» **STATED EXERCISE**: Below are some records; return each one exactly.

═════ TASK INPUTS ═════

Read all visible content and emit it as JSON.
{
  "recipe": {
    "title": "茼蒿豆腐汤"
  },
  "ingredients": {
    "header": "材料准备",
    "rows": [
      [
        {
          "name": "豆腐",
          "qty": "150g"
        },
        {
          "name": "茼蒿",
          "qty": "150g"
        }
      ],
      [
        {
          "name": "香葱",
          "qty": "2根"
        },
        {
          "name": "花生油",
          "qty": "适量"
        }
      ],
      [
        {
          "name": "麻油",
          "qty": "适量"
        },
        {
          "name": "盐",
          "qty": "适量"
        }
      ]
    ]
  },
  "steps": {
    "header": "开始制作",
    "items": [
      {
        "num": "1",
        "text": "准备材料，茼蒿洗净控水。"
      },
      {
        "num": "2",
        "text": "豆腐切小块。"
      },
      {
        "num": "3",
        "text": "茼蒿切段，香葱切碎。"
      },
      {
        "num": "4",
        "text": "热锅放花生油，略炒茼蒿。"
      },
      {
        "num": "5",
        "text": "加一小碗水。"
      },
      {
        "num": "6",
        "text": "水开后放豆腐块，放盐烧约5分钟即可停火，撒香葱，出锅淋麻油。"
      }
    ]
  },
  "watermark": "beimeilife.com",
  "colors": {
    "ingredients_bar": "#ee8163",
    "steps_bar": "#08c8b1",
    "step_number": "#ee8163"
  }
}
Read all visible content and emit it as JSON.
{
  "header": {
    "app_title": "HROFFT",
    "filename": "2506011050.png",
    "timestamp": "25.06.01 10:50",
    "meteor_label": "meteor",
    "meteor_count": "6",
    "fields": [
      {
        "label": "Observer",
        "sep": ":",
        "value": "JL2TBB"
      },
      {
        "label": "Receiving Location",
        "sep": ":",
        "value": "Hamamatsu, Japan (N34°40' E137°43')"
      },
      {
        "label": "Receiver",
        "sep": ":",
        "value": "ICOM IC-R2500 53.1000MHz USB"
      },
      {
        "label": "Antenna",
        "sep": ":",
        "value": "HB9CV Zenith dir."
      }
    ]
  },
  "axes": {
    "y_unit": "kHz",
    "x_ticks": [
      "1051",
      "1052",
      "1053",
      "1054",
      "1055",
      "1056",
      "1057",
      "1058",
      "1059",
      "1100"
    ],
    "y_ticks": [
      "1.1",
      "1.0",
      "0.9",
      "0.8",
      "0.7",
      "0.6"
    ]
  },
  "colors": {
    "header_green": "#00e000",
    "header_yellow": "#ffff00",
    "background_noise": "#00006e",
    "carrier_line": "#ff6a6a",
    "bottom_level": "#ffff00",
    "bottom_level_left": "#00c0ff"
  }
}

═════

» **FINISHED TASK**:
Read all visible content and emit it as JSON.
{
  "recipe": {
    "title": "茼蒿豆腐汤"
  },
  "ingredients": {
    "header": "材料准备",
    "rows": [
      [
        {
          "name": "豆腐",
          "qty": "150g"
        },
        {
          "name": "茼蒿",
          "qty": "150g"
        }
      ],
      [
        {
          "name": "香葱",
          "qty": "2根"
        },
        {
          "name": "花生油",
          "qty": "适量"
        }
      ],
      [
        {
          "name": "麻油",
          "qty": "适量"
        },
        {
          "name": "盐",
          "qty": "适量"
        }
      ]
    ]
  },
  "steps": {
    "header": "开始制作",
    "items": [
      {
        "num": "1",
        "text": "准备材料，茼蒿洗净控水。"
      },
      {
        "num": "2",
        "text": "豆腐切小块。"
      },
      {
        "num": "3",
        "text": "茼蒿切段，香葱切碎。"
      },
      {
        "num": "4",
        "text": "热锅放花生油，略炒茼蒿。"
      },
      {
        "num": "5",
        "text": "加一小碗水。"
      },
      {
        "num": "6",
        "text": "水开后放豆腐块，放盐烧约5分钟即可停火，撒香葱，出锅淋麻油。"
      }
    ]
  },
  "watermark": "beimeilife.com",
  "colors": {
    "ingredients_bar": "#ee8163",
    "steps_bar": "#08c8b1",
    "step_number": "#ee8163"
  }
}
Read all visible content and emit it as JSON.
{
  "header": {
    "app_title": "HROFFT",
    "filename": "2506011050.png",
    "timestamp": "25.06.01 10:50",
    "meteor_label": "meteor",
    "meteor_count": "6",
    "fields": [
      {
        "label": "Observer",
        "sep": ":",
        "value": "JL2TBB"
      },
      {
        "label": "Receiving Location",
        "sep": ":",
        "value": "Hamamatsu, Japan (N34°40' E137°43')"
      },
      {
        "label": "Receiver",
        "sep": ":",
        "value": "ICOM IC-R2500 53.1000MHz USB"
      },
      {
        "label": "Antenna",
        "sep": ":",
        "value": "HB9CV Zenith dir."
      }
    ]
  },
  "axes": {
    "y_unit": "kHz",
    "x_ticks": [
      "1051",
      "1052",
      "1053",
      "1054",
      "1055",
      "1056",
      "1057",
      "1058",
      "1059",
      "1100"
    ],
    "y_ticks": [
      "1.1",
      "1.0",
      "0.9",
      "0.8",
      "0.7",
      "0.6"
    ]
  },
  "colors": {
    "header_green": "#00e000",
    "header_yellow": "#ffff00",
    "background_noise": "#00006e",
    "carrier_line": "#ff6a6a",
    "bottom_level": "#ffff00",
    "bottom_level_left": "#00c0ff"
  }
}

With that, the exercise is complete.